[start TASK DATA]

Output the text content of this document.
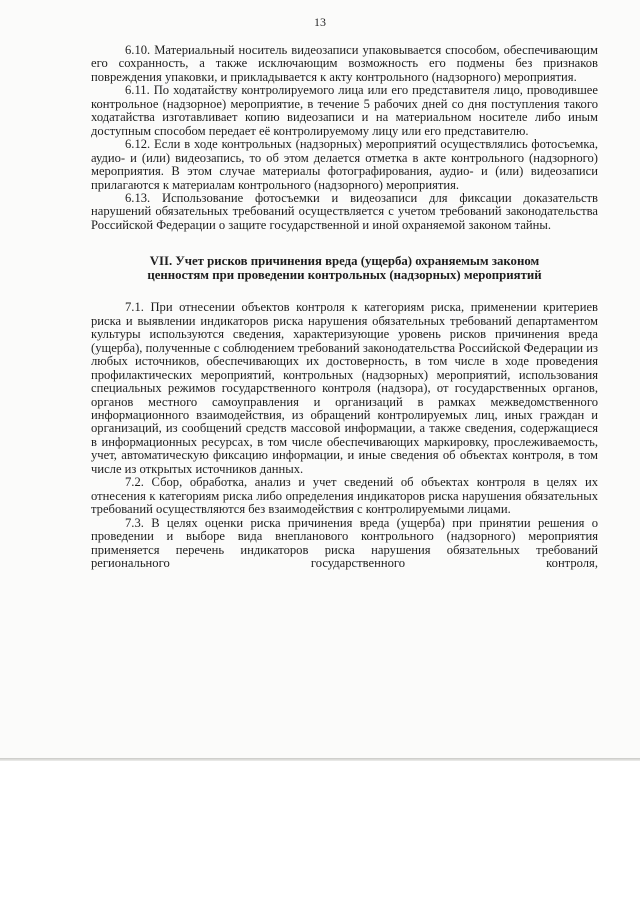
13

6.10. Материальный носитель видеозаписи упаковывается способом, обеспечивающим его сохранность, а также исключающим возможность его подмены без признаков повреждения упаковки, и прикладывается к акту контрольного (надзорного) мероприятия.

6.11. По ходатайству контролируемого лица или его представителя лицо, проводившее контрольное (надзорное) мероприятие, в течение 5 рабочих дней со дня поступления такого ходатайства изготавливает копию видеозаписи и на материальном носителе либо иным доступным способом передает её контролируемому лицу или его представителю.

6.12. Если в ходе контрольных (надзорных) мероприятий осуществлялись фотосъемка, аудио- и (или) видеозапись, то об этом делается отметка в акте контрольного (надзорного) мероприятия. В этом случае материалы фотографирования, аудио- и (или) видеозаписи прилагаются к материалам контрольного (надзорного) мероприятия.

6.13. Использование фотосъемки и видеозаписи для фиксации доказательств нарушений обязательных требований осуществляется с учетом требований законодательства Российской Федерации о защите государственной и иной охраняемой законом тайны.

VII. Учет рисков причинения вреда (ущерба) охраняемым законом
ценностям при проведении контрольных (надзорных) мероприятий

7.1. При отнесении объектов контроля к категориям риска, применении критериев риска и выявлении индикаторов риска нарушения обязательных требований департаментом культуры используются сведения, характеризующие уровень рисков причинения вреда (ущерба), полученные с соблюдением требований законодательства Российской Федерации из любых источников, обеспечивающих их достоверность, в том числе в ходе проведения профилактических мероприятий, контрольных (надзорных) мероприятий, использования специальных режимов государственного контроля (надзора), от государственных органов, органов местного самоуправления и организаций в рамках межведомственного информационного взаимодействия, из обращений контролируемых лиц, иных граждан и организаций, из сообщений средств массовой информации, а также сведения, содержащиеся в информационных ресурсах, в том числе обеспечивающих маркировку, прослеживаемость, учет, автоматическую фиксацию информации, и иные сведения об объектах контроля, в том числе из открытых источников данных.

7.2. Сбор, обработка, анализ и учет сведений об объектах контроля в целях их отнесения к категориям риска либо определения индикаторов риска нарушения обязательных требований осуществляются без взаимодействия с контролируемыми лицами.

7.3. В целях оценки риска причинения вреда (ущерба) при принятии решения о проведении и выборе вида внепланового контрольного (надзорного) мероприятия применяется перечень индикаторов риска нарушения обязательных требований регионального государственного контроля,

[end TASK DATA]

**REQUIRED TASK**
Leave the images out and output the remaining material exactly as it stands.

**CORRECT OUTPUT**
Output the text content of this document.
13

6.10. Материальный носитель видеозаписи упаковывается способом, обеспечивающим его сохранность, а также исключающим возможность его подмены без признаков повреждения упаковки, и прикладывается к акту контрольного (надзорного) мероприятия.

6.11. По ходатайству контролируемого лица или его представителя лицо, проводившее контрольное (надзорное) мероприятие, в течение 5 рабочих дней со дня поступления такого ходатайства изготавливает копию видеозаписи и на материальном носителе либо иным доступным способом передает её контролируемому лицу или его представителю.

6.12. Если в ходе контрольных (надзорных) мероприятий осуществлялись фотосъемка, аудио- и (или) видеозапись, то об этом делается отметка в акте контрольного (надзорного) мероприятия. В этом случае материалы фотографирования, аудио- и (или) видеозаписи прилагаются к материалам контрольного (надзорного) мероприятия.

6.13. Использование фотосъемки и видеозаписи для фиксации доказательств нарушений обязательных требований осуществляется с учетом требований законодательства Российской Федерации о защите государственной и иной охраняемой законом тайны.

VII. Учет рисков причинения вреда (ущерба) охраняемым законом
ценностям при проведении контрольных (надзорных) мероприятий

7.1. При отнесении объектов контроля к категориям риска, применении критериев риска и выявлении индикаторов риска нарушения обязательных требований департаментом культуры используются сведения, характеризующие уровень рисков причинения вреда (ущерба), полученные с соблюдением требований законодательства Российской Федерации из любых источников, обеспечивающих их достоверность, в том числе в ходе проведения профилактических мероприятий, контрольных (надзорных) мероприятий, использования специальных режимов государственного контроля (надзора), от государственных органов, органов местного самоуправления и организаций в рамках межведомственного информационного взаимодействия, из обращений контролируемых лиц, иных граждан и организаций, из сообщений средств массовой информации, а также сведения, содержащиеся в информационных ресурсах, в том числе обеспечивающих маркировку, прослеживаемость, учет, автоматическую фиксацию информации, и иные сведения об объектах контроля, в том числе из открытых источников данных.

7.2. Сбор, обработка, анализ и учет сведений об объектах контроля в целях их отнесения к категориям риска либо определения индикаторов риска нарушения обязательных требований осуществляются без взаимодействия с контролируемыми лицами.

7.3. В целях оценки риска причинения вреда (ущерба) при принятии решения о проведении и выборе вида внепланового контрольного (надзорного) мероприятия применяется перечень индикаторов риска нарушения обязательных требований регионального государственного контроля,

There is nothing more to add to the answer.